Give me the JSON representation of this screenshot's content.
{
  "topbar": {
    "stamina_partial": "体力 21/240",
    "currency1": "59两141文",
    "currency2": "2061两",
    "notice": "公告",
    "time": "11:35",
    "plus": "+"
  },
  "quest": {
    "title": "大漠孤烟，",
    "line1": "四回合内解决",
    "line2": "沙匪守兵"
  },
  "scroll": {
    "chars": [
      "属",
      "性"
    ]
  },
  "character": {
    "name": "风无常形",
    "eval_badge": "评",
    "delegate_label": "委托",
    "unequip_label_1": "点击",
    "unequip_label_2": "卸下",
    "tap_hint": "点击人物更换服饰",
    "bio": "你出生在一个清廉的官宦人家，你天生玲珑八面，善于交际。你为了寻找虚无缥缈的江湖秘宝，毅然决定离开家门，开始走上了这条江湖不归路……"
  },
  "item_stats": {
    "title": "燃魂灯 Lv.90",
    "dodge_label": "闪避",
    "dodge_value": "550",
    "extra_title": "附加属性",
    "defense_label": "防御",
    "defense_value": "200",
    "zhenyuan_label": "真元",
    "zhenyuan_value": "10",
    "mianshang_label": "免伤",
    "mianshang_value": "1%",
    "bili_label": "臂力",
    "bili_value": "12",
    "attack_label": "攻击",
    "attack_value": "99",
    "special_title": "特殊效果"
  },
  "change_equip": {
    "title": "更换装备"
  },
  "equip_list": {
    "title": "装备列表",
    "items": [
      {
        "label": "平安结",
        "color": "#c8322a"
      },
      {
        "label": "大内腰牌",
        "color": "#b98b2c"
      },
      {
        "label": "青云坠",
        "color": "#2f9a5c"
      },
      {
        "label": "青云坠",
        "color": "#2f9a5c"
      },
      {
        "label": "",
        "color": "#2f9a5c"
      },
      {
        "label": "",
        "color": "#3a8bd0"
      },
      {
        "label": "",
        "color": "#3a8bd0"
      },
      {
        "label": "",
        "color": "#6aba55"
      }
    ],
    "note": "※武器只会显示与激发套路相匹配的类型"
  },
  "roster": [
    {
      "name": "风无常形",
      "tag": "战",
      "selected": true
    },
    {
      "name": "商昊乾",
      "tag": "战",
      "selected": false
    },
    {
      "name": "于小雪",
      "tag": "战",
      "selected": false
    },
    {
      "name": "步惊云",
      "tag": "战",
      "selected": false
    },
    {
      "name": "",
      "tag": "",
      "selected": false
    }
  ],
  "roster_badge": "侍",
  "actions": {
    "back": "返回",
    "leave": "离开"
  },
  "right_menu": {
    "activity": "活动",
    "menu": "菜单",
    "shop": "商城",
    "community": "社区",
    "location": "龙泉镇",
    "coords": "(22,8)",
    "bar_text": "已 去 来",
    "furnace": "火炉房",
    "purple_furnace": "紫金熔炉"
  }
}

——

■ Directions ■
Produce an exact copy of every entry above.

■ Written solution ■
Give me the JSON representation of this screenshot's content.
{
  "topbar": {
    "stamina_partial": "体力 21/240",
    "currency1": "59两141文",
    "currency2": "2061两",
    "notice": "公告",
    "time": "11:35",
    "plus": "+"
  },
  "quest": {
    "title": "大漠孤烟，",
    "line1": "四回合内解决",
    "line2": "沙匪守兵"
  },
  "scroll": {
    "chars": [
      "属",
      "性"
    ]
  },
  "character": {
    "name": "风无常形",
    "eval_badge": "评",
    "delegate_label": "委托",
    "unequip_label_1": "点击",
    "unequip_label_2": "卸下",
    "tap_hint": "点击人物更换服饰",
    "bio": "你出生在一个清廉的官宦人家，你天生玲珑八面，善于交际。你为了寻找虚无缥缈的江湖秘宝，毅然决定离开家门，开始走上了这条江湖不归路……"
  },
  "item_stats": {
    "title": "燃魂灯 Lv.90",
    "dodge_label": "闪避",
    "dodge_value": "550",
    "extra_title": "附加属性",
    "defense_label": "防御",
    "defense_value": "200",
    "zhenyuan_label": "真元",
    "zhenyuan_value": "10",
    "mianshang_label": "免伤",
    "mianshang_value": "1%",
    "bili_label": "臂力",
    "bili_value": "12",
    "attack_label": "攻击",
    "attack_value": "99",
    "special_title": "特殊效果"
  },
  "change_equip": {
    "title": "更换装备"
  },
  "equip_list": {
    "title": "装备列表",
    "items": [
      {
        "label": "平安结",
        "color": "#c8322a"
      },
      {
        "label": "大内腰牌",
        "color": "#b98b2c"
      },
      {
        "label": "青云坠",
        "color": "#2f9a5c"
      },
      {
        "label": "青云坠",
        "color": "#2f9a5c"
      },
      {
        "label": "",
        "color": "#2f9a5c"
      },
      {
        "label": "",
        "color": "#3a8bd0"
      },
      {
        "label": "",
        "color": "#3a8bd0"
      },
      {
        "label": "",
        "color": "#6aba55"
      }
    ],
    "note": "※武器只会显示与激发套路相匹配的类型"
  },
  "roster": [
    {
      "name": "风无常形",
      "tag": "战",
      "selected": true
    },
    {
      "name": "商昊乾",
      "tag": "战",
      "selected": false
    },
    {
      "name": "于小雪",
      "tag": "战",
      "selected": false
    },
    {
      "name": "步惊云",
      "tag": "战",
      "selected": false
    },
    {
      "name": "",
      "tag": "",
      "selected": false
    }
  ],
  "roster_badge": "侍",
  "actions": {
    "back": "返回",
    "leave": "离开"
  },
  "right_menu": {
    "activity": "活动",
    "menu": "菜单",
    "shop": "商城",
    "community": "社区",
    "location": "龙泉镇",
    "coords": "(22,8)",
    "bar_text": "已 去 来",
    "furnace": "火炉房",
    "purple_furnace": "紫金熔炉"
  }
}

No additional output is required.